### [STATED GOAL]
Everything in the listing should be restated word for word.

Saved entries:
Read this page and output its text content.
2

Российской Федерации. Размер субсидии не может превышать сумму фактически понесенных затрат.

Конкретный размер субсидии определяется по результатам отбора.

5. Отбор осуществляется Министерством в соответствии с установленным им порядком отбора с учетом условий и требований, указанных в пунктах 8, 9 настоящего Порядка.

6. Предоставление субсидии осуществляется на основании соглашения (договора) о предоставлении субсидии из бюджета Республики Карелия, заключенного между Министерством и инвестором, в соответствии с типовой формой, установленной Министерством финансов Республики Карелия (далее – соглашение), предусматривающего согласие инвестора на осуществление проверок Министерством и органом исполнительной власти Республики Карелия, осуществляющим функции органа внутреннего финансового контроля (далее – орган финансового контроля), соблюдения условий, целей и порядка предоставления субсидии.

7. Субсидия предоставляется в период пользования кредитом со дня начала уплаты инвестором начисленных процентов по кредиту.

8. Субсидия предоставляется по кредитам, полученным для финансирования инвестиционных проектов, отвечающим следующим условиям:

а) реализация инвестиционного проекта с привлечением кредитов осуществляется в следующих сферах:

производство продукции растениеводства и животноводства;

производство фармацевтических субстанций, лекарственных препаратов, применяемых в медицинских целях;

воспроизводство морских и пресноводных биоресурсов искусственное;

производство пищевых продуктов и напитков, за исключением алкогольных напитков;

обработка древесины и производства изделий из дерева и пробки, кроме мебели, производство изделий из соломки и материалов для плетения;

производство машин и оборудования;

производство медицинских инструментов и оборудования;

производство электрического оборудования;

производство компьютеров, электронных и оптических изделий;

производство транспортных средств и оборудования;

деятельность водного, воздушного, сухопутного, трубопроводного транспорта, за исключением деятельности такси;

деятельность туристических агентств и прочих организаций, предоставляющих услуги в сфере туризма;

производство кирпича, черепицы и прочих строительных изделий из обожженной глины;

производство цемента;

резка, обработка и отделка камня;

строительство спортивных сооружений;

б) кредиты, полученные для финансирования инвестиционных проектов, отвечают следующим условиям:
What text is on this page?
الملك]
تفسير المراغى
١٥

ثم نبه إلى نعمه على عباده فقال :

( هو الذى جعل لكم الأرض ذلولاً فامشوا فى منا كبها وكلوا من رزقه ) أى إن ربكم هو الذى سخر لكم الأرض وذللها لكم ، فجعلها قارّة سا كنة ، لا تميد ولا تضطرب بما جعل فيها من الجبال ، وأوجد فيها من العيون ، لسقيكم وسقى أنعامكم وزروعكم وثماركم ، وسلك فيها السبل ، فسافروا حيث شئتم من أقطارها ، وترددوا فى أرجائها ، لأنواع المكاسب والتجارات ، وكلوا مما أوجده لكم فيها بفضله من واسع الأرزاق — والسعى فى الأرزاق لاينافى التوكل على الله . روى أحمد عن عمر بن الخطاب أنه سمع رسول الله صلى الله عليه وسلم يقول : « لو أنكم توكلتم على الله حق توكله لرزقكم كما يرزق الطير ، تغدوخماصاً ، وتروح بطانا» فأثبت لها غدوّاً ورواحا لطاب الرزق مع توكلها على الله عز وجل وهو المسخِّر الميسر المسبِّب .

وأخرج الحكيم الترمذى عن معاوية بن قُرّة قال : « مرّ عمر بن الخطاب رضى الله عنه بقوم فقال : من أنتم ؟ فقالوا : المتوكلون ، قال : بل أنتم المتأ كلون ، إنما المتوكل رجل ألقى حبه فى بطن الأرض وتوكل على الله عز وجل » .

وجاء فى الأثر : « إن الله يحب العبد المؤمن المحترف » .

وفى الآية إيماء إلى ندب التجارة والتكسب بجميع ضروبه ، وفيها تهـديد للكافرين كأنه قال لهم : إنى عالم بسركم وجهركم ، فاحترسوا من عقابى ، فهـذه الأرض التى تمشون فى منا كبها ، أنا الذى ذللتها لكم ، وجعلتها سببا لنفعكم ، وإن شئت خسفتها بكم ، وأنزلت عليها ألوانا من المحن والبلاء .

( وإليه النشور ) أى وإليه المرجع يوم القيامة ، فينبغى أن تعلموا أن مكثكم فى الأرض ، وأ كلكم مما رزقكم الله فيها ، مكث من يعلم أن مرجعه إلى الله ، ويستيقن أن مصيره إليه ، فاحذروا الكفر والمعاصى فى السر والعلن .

### [FINISHED TASK]
Read this page and output its text content.
2

Российской Федерации. Размер субсидии не может превышать сумму фактически понесенных затрат.

Конкретный размер субсидии определяется по результатам отбора.

5. Отбор осуществляется Министерством в соответствии с установленным им порядком отбора с учетом условий и требований, указанных в пунктах 8, 9 настоящего Порядка.

6. Предоставление субсидии осуществляется на основании соглашения (договора) о предоставлении субсидии из бюджета Республики Карелия, заключенного между Министерством и инвестором, в соответствии с типовой формой, установленной Министерством финансов Республики Карелия (далее – соглашение), предусматривающего согласие инвестора на осуществление проверок Министерством и органом исполнительной власти Республики Карелия, осуществляющим функции органа внутреннего финансового контроля (далее – орган финансового контроля), соблюдения условий, целей и порядка предоставления субсидии.

7. Субсидия предоставляется в период пользования кредитом со дня начала уплаты инвестором начисленных процентов по кредиту.

8. Субсидия предоставляется по кредитам, полученным для финансирования инвестиционных проектов, отвечающим следующим условиям:

а) реализация инвестиционного проекта с привлечением кредитов осуществляется в следующих сферах:

производство продукции растениеводства и животноводства;

производство фармацевтических субстанций, лекарственных препаратов, применяемых в медицинских целях;

воспроизводство морских и пресноводных биоресурсов искусственное;

производство пищевых продуктов и напитков, за исключением алкогольных напитков;

обработка древесины и производства изделий из дерева и пробки, кроме мебели, производство изделий из соломки и материалов для плетения;

производство машин и оборудования;

производство медицинских инструментов и оборудования;

производство электрического оборудования;

производство компьютеров, электронных и оптических изделий;

производство транспортных средств и оборудования;

деятельность водного, воздушного, сухопутного, трубопроводного транспорта, за исключением деятельности такси;

деятельность туристических агентств и прочих организаций, предоставляющих услуги в сфере туризма;

производство кирпича, черепицы и прочих строительных изделий из обожженной глины;

производство цемента;

резка, обработка и отделка камня;

строительство спортивных сооружений;

б) кредиты, полученные для финансирования инвестиционных проектов, отвечают следующим условиям:
What text is on this page?
الملك]
تفسير المراغى
١٥

ثم نبه إلى نعمه على عباده فقال :

( هو الذى جعل لكم الأرض ذلولاً فامشوا فى منا كبها وكلوا من رزقه ) أى إن ربكم هو الذى سخر لكم الأرض وذللها لكم ، فجعلها قارّة سا كنة ، لا تميد ولا تضطرب بما جعل فيها من الجبال ، وأوجد فيها من العيون ، لسقيكم وسقى أنعامكم وزروعكم وثماركم ، وسلك فيها السبل ، فسافروا حيث شئتم من أقطارها ، وترددوا فى أرجائها ، لأنواع المكاسب والتجارات ، وكلوا مما أوجده لكم فيها بفضله من واسع الأرزاق — والسعى فى الأرزاق لاينافى التوكل على الله . روى أحمد عن عمر بن الخطاب أنه سمع رسول الله صلى الله عليه وسلم يقول : « لو أنكم توكلتم على الله حق توكله لرزقكم كما يرزق الطير ، تغدوخماصاً ، وتروح بطانا» فأثبت لها غدوّاً ورواحا لطاب الرزق مع توكلها على الله عز وجل وهو المسخِّر الميسر المسبِّب .

وأخرج الحكيم الترمذى عن معاوية بن قُرّة قال : « مرّ عمر بن الخطاب رضى الله عنه بقوم فقال : من أنتم ؟ فقالوا : المتوكلون ، قال : بل أنتم المتأ كلون ، إنما المتوكل رجل ألقى حبه فى بطن الأرض وتوكل على الله عز وجل » .

وجاء فى الأثر : « إن الله يحب العبد المؤمن المحترف » .

وفى الآية إيماء إلى ندب التجارة والتكسب بجميع ضروبه ، وفيها تهـديد للكافرين كأنه قال لهم : إنى عالم بسركم وجهركم ، فاحترسوا من عقابى ، فهـذه الأرض التى تمشون فى منا كبها ، أنا الذى ذللتها لكم ، وجعلتها سببا لنفعكم ، وإن شئت خسفتها بكم ، وأنزلت عليها ألوانا من المحن والبلاء .

( وإليه النشور ) أى وإليه المرجع يوم القيامة ، فينبغى أن تعلموا أن مكثكم فى الأرض ، وأ كلكم مما رزقكم الله فيها ، مكث من يعلم أن مرجعه إلى الله ، ويستيقن أن مصيره إليه ، فاحذروا الكفر والمعاصى فى السر والعلن .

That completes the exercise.